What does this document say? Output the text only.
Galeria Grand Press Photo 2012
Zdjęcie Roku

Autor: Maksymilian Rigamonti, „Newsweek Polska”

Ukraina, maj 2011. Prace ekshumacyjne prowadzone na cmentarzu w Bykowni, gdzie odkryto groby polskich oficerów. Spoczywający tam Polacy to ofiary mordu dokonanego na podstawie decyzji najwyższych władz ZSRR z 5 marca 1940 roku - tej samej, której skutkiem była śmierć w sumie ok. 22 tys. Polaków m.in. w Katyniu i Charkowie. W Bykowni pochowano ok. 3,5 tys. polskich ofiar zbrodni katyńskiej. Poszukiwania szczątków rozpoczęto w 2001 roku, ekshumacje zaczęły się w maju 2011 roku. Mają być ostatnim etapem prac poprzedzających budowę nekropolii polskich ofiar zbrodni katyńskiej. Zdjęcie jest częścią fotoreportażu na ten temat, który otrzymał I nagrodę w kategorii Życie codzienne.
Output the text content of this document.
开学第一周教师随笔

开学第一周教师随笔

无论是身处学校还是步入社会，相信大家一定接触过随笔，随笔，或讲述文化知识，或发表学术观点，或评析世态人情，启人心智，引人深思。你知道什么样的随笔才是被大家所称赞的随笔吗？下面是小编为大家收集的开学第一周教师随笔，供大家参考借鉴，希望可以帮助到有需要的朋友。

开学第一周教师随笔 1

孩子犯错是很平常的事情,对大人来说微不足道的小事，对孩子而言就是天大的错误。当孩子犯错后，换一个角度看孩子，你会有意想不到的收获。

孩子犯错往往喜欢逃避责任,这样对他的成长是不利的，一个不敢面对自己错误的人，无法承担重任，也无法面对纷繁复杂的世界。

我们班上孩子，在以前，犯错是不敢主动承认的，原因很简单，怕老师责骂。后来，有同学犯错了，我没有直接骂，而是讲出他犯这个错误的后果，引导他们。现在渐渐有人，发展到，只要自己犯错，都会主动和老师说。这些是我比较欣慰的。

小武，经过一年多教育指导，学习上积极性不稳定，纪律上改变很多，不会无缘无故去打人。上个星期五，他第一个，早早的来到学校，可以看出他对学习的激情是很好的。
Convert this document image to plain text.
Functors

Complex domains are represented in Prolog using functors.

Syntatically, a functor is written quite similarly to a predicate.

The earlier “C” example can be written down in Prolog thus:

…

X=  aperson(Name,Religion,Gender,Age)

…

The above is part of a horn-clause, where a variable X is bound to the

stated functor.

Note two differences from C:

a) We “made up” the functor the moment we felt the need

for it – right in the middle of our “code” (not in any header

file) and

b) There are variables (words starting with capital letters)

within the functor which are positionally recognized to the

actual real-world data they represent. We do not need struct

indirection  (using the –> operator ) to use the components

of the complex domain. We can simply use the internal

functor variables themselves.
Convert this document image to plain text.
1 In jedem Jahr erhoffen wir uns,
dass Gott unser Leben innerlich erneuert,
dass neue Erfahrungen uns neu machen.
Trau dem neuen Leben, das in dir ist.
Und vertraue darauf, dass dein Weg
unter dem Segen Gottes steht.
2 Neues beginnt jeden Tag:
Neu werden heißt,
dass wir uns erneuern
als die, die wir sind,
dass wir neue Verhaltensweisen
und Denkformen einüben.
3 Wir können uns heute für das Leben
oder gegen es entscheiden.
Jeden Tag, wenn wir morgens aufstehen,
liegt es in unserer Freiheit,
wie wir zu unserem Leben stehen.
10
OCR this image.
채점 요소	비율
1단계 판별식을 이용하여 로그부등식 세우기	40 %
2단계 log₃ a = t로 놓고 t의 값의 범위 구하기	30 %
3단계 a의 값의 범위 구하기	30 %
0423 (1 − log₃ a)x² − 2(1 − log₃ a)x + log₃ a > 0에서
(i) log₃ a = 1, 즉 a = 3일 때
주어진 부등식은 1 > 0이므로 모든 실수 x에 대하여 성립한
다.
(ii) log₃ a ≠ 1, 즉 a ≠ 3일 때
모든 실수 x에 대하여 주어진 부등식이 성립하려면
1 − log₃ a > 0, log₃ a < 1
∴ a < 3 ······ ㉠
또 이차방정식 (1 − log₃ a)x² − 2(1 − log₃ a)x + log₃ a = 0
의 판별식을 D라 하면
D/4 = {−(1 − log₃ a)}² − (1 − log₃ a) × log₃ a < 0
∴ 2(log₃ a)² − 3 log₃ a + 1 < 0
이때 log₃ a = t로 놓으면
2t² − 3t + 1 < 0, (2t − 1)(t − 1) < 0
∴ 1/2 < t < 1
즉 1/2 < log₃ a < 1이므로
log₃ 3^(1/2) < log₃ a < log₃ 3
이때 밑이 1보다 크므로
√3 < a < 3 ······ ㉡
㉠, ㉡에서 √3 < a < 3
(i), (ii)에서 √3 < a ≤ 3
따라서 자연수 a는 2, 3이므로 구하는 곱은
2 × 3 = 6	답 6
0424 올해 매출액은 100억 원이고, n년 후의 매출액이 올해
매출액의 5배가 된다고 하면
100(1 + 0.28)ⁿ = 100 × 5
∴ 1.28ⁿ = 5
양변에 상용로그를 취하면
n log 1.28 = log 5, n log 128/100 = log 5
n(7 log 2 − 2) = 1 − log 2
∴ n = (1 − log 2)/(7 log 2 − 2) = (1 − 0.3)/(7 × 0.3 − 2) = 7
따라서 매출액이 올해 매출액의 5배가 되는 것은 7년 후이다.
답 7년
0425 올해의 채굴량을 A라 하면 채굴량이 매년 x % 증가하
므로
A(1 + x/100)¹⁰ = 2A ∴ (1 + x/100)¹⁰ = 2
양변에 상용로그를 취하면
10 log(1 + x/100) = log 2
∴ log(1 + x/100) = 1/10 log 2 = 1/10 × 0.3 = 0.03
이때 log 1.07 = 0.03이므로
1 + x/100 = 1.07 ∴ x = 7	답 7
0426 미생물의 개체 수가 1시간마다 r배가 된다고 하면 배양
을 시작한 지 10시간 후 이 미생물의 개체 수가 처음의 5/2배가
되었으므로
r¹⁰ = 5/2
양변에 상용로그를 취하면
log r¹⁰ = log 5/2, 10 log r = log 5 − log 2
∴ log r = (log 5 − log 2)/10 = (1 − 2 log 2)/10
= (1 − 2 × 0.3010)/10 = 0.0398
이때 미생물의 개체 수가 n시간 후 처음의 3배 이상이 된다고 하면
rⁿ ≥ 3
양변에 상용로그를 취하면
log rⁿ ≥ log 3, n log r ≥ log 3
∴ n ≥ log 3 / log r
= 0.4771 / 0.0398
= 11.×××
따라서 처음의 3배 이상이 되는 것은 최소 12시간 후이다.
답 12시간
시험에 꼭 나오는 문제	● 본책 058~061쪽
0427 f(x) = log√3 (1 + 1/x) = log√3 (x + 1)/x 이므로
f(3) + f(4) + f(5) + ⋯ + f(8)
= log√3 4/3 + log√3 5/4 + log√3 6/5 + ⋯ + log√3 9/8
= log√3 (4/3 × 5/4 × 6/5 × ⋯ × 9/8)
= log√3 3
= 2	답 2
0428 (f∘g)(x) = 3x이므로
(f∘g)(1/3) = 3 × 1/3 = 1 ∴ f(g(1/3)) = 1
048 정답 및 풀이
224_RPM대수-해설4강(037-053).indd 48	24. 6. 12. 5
***
**WHAT YOU NEED TO DO:**
Each line of the material should be echoed exactly.

**THE OUTPUT:**
What does this document say? Output the text only.
Galeria Grand Press Photo 2012
Zdjęcie Roku

Autor: Maksymilian Rigamonti, „Newsweek Polska”

Ukraina, maj 2011. Prace ekshumacyjne prowadzone na cmentarzu w Bykowni, gdzie odkryto groby polskich oficerów. Spoczywający tam Polacy to ofiary mordu dokonanego na podstawie decyzji najwyższych władz ZSRR z 5 marca 1940 roku - tej samej, której skutkiem była śmierć w sumie ok. 22 tys. Polaków m.in. w Katyniu i Charkowie. W Bykowni pochowano ok. 3,5 tys. polskich ofiar zbrodni katyńskiej. Poszukiwania szczątków rozpoczęto w 2001 roku, ekshumacje zaczęły się w maju 2011 roku. Mają być ostatnim etapem prac poprzedzających budowę nekropolii polskich ofiar zbrodni katyńskiej. Zdjęcie jest częścią fotoreportażu na ten temat, który otrzymał I nagrodę w kategorii Życie codzienne.
Output the text content of this document.
开学第一周教师随笔

开学第一周教师随笔

无论是身处学校还是步入社会，相信大家一定接触过随笔，随笔，或讲述文化知识，或发表学术观点，或评析世态人情，启人心智，引人深思。你知道什么样的随笔才是被大家所称赞的随笔吗？下面是小编为大家收集的开学第一周教师随笔，供大家参考借鉴，希望可以帮助到有需要的朋友。

开学第一周教师随笔 1

孩子犯错是很平常的事情,对大人来说微不足道的小事，对孩子而言就是天大的错误。当孩子犯错后，换一个角度看孩子，你会有意想不到的收获。

孩子犯错往往喜欢逃避责任,这样对他的成长是不利的，一个不敢面对自己错误的人，无法承担重任，也无法面对纷繁复杂的世界。

我们班上孩子，在以前，犯错是不敢主动承认的，原因很简单，怕老师责骂。后来，有同学犯错了，我没有直接骂，而是讲出他犯这个错误的后果，引导他们。现在渐渐有人，发展到，只要自己犯错，都会主动和老师说。这些是我比较欣慰的。

小武，经过一年多教育指导，学习上积极性不稳定，纪律上改变很多，不会无缘无故去打人。上个星期五，他第一个，早早的来到学校，可以看出他对学习的激情是很好的。
Convert this document image to plain text.
Functors

Complex domains are represented in Prolog using functors.

Syntatically, a functor is written quite similarly to a predicate.

The earlier “C” example can be written down in Prolog thus:

…

X=  aperson(Name,Religion,Gender,Age)

…

The above is part of a horn-clause, where a variable X is bound to the

stated functor.

Note two differences from C:

a) We “made up” the functor the moment we felt the need

for it – right in the middle of our “code” (not in any header

file) and

b) There are variables (words starting with capital letters)

within the functor which are positionally recognized to the

actual real-world data they represent. We do not need struct

indirection  (using the –> operator ) to use the components

of the complex domain. We can simply use the internal

functor variables themselves.
Convert this document image to plain text.
1 In jedem Jahr erhoffen wir uns,
dass Gott unser Leben innerlich erneuert,
dass neue Erfahrungen uns neu machen.
Trau dem neuen Leben, das in dir ist.
Und vertraue darauf, dass dein Weg
unter dem Segen Gottes steht.
2 Neues beginnt jeden Tag:
Neu werden heißt,
dass wir uns erneuern
als die, die wir sind,
dass wir neue Verhaltensweisen
und Denkformen einüben.
3 Wir können uns heute für das Leben
oder gegen es entscheiden.
Jeden Tag, wenn wir morgens aufstehen,
liegt es in unserer Freiheit,
wie wir zu unserem Leben stehen.
10
OCR this image.
채점 요소	비율
1단계 판별식을 이용하여 로그부등식 세우기	40 %
2단계 log₃ a = t로 놓고 t의 값의 범위 구하기	30 %
3단계 a의 값의 범위 구하기	30 %
0423 (1 − log₃ a)x² − 2(1 − log₃ a)x + log₃ a > 0에서
(i) log₃ a = 1, 즉 a = 3일 때
주어진 부등식은 1 > 0이므로 모든 실수 x에 대하여 성립한
다.
(ii) log₃ a ≠ 1, 즉 a ≠ 3일 때
모든 실수 x에 대하여 주어진 부등식이 성립하려면
1 − log₃ a > 0, log₃ a < 1
∴ a < 3 ······ ㉠
또 이차방정식 (1 − log₃ a)x² − 2(1 − log₃ a)x + log₃ a = 0
의 판별식을 D라 하면
D/4 = {−(1 − log₃ a)}² − (1 − log₃ a) × log₃ a < 0
∴ 2(log₃ a)² − 3 log₃ a + 1 < 0
이때 log₃ a = t로 놓으면
2t² − 3t + 1 < 0, (2t − 1)(t − 1) < 0
∴ 1/2 < t < 1
즉 1/2 < log₃ a < 1이므로
log₃ 3^(1/2) < log₃ a < log₃ 3
이때 밑이 1보다 크므로
√3 < a < 3 ······ ㉡
㉠, ㉡에서 √3 < a < 3
(i), (ii)에서 √3 < a ≤ 3
따라서 자연수 a는 2, 3이므로 구하는 곱은
2 × 3 = 6	답 6
0424 올해 매출액은 100억 원이고, n년 후의 매출액이 올해
매출액의 5배가 된다고 하면
100(1 + 0.28)ⁿ = 100 × 5
∴ 1.28ⁿ = 5
양변에 상용로그를 취하면
n log 1.28 = log 5, n log 128/100 = log 5
n(7 log 2 − 2) = 1 − log 2
∴ n = (1 − log 2)/(7 log 2 − 2) = (1 − 0.3)/(7 × 0.3 − 2) = 7
따라서 매출액이 올해 매출액의 5배가 되는 것은 7년 후이다.
답 7년
0425 올해의 채굴량을 A라 하면 채굴량이 매년 x % 증가하
므로
A(1 + x/100)¹⁰ = 2A ∴ (1 + x/100)¹⁰ = 2
양변에 상용로그를 취하면
10 log(1 + x/100) = log 2
∴ log(1 + x/100) = 1/10 log 2 = 1/10 × 0.3 = 0.03
이때 log 1.07 = 0.03이므로
1 + x/100 = 1.07 ∴ x = 7	답 7
0426 미생물의 개체 수가 1시간마다 r배가 된다고 하면 배양
을 시작한 지 10시간 후 이 미생물의 개체 수가 처음의 5/2배가
되었으므로
r¹⁰ = 5/2
양변에 상용로그를 취하면
log r¹⁰ = log 5/2, 10 log r = log 5 − log 2
∴ log r = (log 5 − log 2)/10 = (1 − 2 log 2)/10
= (1 − 2 × 0.3010)/10 = 0.0398
이때 미생물의 개체 수가 n시간 후 처음의 3배 이상이 된다고 하면
rⁿ ≥ 3
양변에 상용로그를 취하면
log rⁿ ≥ log 3, n log r ≥ log 3
∴ n ≥ log 3 / log r
= 0.4771 / 0.0398
= 11.×××
따라서 처음의 3배 이상이 되는 것은 최소 12시간 후이다.
답 12시간
시험에 꼭 나오는 문제	● 본책 058~061쪽
0427 f(x) = log√3 (1 + 1/x) = log√3 (x + 1)/x 이므로
f(3) + f(4) + f(5) + ⋯ + f(8)
= log√3 4/3 + log√3 5/4 + log√3 6/5 + ⋯ + log√3 9/8
= log√3 (4/3 × 5/4 × 6/5 × ⋯ × 9/8)
= log√3 3
= 2	답 2
0428 (f∘g)(x) = 3x이므로
(f∘g)(1/3) = 3 × 1/3 = 1 ∴ f(g(1/3)) = 1
048 정답 및 풀이
224_RPM대수-해설4강(037-053).indd 48	24. 6. 12. 5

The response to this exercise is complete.